[Figure contents as structured data]
[BEGIN]

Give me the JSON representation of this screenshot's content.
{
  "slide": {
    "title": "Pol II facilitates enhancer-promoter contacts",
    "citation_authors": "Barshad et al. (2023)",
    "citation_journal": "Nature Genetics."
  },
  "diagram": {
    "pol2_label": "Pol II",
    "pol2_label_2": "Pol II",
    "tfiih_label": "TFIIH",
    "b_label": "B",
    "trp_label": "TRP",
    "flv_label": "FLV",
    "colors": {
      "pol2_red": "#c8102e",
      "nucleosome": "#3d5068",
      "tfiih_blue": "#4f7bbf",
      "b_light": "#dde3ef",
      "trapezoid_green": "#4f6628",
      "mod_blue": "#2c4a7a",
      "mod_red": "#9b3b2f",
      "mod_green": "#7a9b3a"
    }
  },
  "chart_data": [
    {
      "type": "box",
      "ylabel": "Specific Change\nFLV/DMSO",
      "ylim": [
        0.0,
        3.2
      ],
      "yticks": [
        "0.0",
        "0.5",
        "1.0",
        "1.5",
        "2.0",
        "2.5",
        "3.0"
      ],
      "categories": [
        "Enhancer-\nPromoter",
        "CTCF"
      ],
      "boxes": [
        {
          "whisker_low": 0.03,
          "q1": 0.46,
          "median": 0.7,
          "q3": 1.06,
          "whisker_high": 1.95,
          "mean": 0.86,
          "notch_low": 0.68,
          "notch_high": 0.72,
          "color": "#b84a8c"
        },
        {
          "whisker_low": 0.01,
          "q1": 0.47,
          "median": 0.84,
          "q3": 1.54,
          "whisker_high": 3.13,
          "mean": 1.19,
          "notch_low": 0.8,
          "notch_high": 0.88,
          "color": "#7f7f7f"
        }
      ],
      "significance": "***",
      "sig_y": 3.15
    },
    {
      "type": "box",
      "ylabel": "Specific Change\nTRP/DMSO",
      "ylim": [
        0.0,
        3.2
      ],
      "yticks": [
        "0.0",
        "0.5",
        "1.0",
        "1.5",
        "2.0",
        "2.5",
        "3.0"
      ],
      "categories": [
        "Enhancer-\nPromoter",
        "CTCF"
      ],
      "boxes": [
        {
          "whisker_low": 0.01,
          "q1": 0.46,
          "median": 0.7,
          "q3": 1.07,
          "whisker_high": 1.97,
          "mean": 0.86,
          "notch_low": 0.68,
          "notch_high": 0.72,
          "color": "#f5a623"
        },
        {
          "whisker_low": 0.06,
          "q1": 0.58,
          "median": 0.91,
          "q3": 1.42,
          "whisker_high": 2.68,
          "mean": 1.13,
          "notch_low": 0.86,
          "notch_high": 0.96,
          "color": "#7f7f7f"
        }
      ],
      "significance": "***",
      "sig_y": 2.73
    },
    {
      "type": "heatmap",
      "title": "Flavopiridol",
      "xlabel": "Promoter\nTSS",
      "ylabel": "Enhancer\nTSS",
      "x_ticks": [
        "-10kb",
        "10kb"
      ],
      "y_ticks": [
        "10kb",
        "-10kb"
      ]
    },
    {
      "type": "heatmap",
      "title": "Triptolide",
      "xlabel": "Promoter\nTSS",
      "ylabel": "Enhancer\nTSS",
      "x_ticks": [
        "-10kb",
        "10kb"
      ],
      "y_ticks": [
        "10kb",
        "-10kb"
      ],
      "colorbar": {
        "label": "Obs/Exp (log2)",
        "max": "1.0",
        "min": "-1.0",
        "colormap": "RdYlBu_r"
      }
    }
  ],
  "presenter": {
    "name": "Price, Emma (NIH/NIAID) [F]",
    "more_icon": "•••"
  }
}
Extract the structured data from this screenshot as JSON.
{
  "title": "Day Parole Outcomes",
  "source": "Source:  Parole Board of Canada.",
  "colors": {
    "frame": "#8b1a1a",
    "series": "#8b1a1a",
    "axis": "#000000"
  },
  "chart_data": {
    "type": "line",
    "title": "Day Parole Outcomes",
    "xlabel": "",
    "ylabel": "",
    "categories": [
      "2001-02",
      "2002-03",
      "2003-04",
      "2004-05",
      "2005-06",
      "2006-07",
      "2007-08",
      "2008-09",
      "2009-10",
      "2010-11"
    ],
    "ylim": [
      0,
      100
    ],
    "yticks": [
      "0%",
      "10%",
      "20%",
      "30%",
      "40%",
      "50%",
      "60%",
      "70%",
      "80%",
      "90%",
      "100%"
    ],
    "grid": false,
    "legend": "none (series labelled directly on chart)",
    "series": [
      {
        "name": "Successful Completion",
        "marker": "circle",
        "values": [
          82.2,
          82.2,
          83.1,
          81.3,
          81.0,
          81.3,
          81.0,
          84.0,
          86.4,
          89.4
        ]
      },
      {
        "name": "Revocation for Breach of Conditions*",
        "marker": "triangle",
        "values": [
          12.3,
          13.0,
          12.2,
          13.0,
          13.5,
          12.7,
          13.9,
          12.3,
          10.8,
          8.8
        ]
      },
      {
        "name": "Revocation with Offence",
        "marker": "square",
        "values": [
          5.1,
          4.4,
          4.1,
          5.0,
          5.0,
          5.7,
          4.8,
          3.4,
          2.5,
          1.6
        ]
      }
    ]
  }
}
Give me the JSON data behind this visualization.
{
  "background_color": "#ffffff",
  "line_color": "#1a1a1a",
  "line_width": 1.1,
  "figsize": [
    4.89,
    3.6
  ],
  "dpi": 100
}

[END]

- WORK INSTRUCTIONS
Locate the lines above that hold the word "Revocation". Show every one of them.

- EXERCISE RESPONSE
        "name": "Revocation for Breach of Conditions*",
        "name": "Revocation with Offence",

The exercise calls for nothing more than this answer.